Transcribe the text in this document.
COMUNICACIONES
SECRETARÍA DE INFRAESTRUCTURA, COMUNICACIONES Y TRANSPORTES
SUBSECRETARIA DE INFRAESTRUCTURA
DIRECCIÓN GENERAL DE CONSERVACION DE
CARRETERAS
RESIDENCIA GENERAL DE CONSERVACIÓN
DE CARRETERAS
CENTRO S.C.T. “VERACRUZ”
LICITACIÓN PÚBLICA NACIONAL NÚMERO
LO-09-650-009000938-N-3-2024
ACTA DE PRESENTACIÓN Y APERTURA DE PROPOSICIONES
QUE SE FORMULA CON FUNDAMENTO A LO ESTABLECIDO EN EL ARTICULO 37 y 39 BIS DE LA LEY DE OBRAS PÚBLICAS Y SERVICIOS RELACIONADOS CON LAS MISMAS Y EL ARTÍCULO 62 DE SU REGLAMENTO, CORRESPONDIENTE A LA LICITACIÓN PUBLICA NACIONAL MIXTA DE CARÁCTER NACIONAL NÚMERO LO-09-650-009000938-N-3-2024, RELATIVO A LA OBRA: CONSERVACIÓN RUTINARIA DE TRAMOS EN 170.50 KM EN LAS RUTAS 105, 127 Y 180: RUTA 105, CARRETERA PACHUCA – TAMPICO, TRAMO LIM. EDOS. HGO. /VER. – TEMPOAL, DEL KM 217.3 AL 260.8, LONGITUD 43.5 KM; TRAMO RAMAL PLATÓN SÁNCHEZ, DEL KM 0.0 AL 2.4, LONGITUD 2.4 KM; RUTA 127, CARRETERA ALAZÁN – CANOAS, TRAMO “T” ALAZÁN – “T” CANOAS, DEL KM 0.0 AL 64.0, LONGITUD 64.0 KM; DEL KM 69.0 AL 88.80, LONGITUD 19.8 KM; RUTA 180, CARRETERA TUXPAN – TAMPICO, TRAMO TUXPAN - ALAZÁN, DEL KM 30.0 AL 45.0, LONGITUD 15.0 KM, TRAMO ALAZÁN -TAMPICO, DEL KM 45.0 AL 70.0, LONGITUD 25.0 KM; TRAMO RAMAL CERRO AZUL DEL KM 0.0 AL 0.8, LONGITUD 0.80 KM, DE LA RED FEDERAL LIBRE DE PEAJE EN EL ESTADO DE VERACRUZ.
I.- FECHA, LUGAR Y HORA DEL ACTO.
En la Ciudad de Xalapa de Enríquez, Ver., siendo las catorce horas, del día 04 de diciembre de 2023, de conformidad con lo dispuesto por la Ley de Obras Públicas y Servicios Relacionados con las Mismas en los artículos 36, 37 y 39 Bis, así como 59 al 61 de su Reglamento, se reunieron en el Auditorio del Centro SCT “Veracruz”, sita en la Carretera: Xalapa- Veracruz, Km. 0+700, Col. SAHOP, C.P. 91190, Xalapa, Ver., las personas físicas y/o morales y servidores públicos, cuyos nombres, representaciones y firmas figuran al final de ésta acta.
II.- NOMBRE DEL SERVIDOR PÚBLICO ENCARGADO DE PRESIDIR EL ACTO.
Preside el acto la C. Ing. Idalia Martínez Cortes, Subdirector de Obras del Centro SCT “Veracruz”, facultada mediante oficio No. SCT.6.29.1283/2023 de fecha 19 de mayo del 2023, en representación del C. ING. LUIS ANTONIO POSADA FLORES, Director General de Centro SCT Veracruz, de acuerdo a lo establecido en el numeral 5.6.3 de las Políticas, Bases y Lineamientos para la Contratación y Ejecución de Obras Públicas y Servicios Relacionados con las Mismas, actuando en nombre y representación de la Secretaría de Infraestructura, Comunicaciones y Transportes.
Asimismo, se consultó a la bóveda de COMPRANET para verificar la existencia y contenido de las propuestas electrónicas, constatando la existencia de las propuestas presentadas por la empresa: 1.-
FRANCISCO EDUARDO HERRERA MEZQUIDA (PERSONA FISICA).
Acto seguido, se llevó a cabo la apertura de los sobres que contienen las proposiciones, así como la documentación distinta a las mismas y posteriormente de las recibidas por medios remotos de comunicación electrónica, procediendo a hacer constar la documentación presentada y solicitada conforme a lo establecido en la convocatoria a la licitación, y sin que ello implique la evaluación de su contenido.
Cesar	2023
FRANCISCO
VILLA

#### EXERCISE DESCRIPTION
Retype the material in full. Each word must match.

#### RESULT FOR THIS EXERCISE
Transcribe the text in this document.
COMUNICACIONES
SECRETARÍA DE INFRAESTRUCTURA, COMUNICACIONES Y TRANSPORTES
SUBSECRETARIA DE INFRAESTRUCTURA
DIRECCIÓN GENERAL DE CONSERVACION DE
CARRETERAS
RESIDENCIA GENERAL DE CONSERVACIÓN
DE CARRETERAS
CENTRO S.C.T. “VERACRUZ”
LICITACIÓN PÚBLICA NACIONAL NÚMERO
LO-09-650-009000938-N-3-2024
ACTA DE PRESENTACIÓN Y APERTURA DE PROPOSICIONES
QUE SE FORMULA CON FUNDAMENTO A LO ESTABLECIDO EN EL ARTICULO 37 y 39 BIS DE LA LEY DE OBRAS PÚBLICAS Y SERVICIOS RELACIONADOS CON LAS MISMAS Y EL ARTÍCULO 62 DE SU REGLAMENTO, CORRESPONDIENTE A LA LICITACIÓN PUBLICA NACIONAL MIXTA DE CARÁCTER NACIONAL NÚMERO LO-09-650-009000938-N-3-2024, RELATIVO A LA OBRA: CONSERVACIÓN RUTINARIA DE TRAMOS EN 170.50 KM EN LAS RUTAS 105, 127 Y 180: RUTA 105, CARRETERA PACHUCA – TAMPICO, TRAMO LIM. EDOS. HGO. /VER. – TEMPOAL, DEL KM 217.3 AL 260.8, LONGITUD 43.5 KM; TRAMO RAMAL PLATÓN SÁNCHEZ, DEL KM 0.0 AL 2.4, LONGITUD 2.4 KM; RUTA 127, CARRETERA ALAZÁN – CANOAS, TRAMO “T” ALAZÁN – “T” CANOAS, DEL KM 0.0 AL 64.0, LONGITUD 64.0 KM; DEL KM 69.0 AL 88.80, LONGITUD 19.8 KM; RUTA 180, CARRETERA TUXPAN – TAMPICO, TRAMO TUXPAN - ALAZÁN, DEL KM 30.0 AL 45.0, LONGITUD 15.0 KM, TRAMO ALAZÁN -TAMPICO, DEL KM 45.0 AL 70.0, LONGITUD 25.0 KM; TRAMO RAMAL CERRO AZUL DEL KM 0.0 AL 0.8, LONGITUD 0.80 KM, DE LA RED FEDERAL LIBRE DE PEAJE EN EL ESTADO DE VERACRUZ.
I.- FECHA, LUGAR Y HORA DEL ACTO.
En la Ciudad de Xalapa de Enríquez, Ver., siendo las catorce horas, del día 04 de diciembre de 2023, de conformidad con lo dispuesto por la Ley de Obras Públicas y Servicios Relacionados con las Mismas en los artículos 36, 37 y 39 Bis, así como 59 al 61 de su Reglamento, se reunieron en el Auditorio del Centro SCT “Veracruz”, sita en la Carretera: Xalapa- Veracruz, Km. 0+700, Col. SAHOP, C.P. 91190, Xalapa, Ver., las personas físicas y/o morales y servidores públicos, cuyos nombres, representaciones y firmas figuran al final de ésta acta.
II.- NOMBRE DEL SERVIDOR PÚBLICO ENCARGADO DE PRESIDIR EL ACTO.
Preside el acto la C. Ing. Idalia Martínez Cortes, Subdirector de Obras del Centro SCT “Veracruz”, facultada mediante oficio No. SCT.6.29.1283/2023 de fecha 19 de mayo del 2023, en representación del C. ING. LUIS ANTONIO POSADA FLORES, Director General de Centro SCT Veracruz, de acuerdo a lo establecido en el numeral 5.6.3 de las Políticas, Bases y Lineamientos para la Contratación y Ejecución de Obras Públicas y Servicios Relacionados con las Mismas, actuando en nombre y representación de la Secretaría de Infraestructura, Comunicaciones y Transportes.
Asimismo, se consultó a la bóveda de COMPRANET para verificar la existencia y contenido de las propuestas electrónicas, constatando la existencia de las propuestas presentadas por la empresa: 1.-
FRANCISCO EDUARDO HERRERA MEZQUIDA (PERSONA FISICA).
Acto seguido, se llevó a cabo la apertura de los sobres que contienen las proposiciones, así como la documentación distinta a las mismas y posteriormente de las recibidas por medios remotos de comunicación electrónica, procediendo a hacer constar la documentación presentada y solicitada conforme a lo establecido en la convocatoria a la licitación, y sin que ello implique la evaluación de su contenido.
Cesar	2023
FRANCISCO
VILLA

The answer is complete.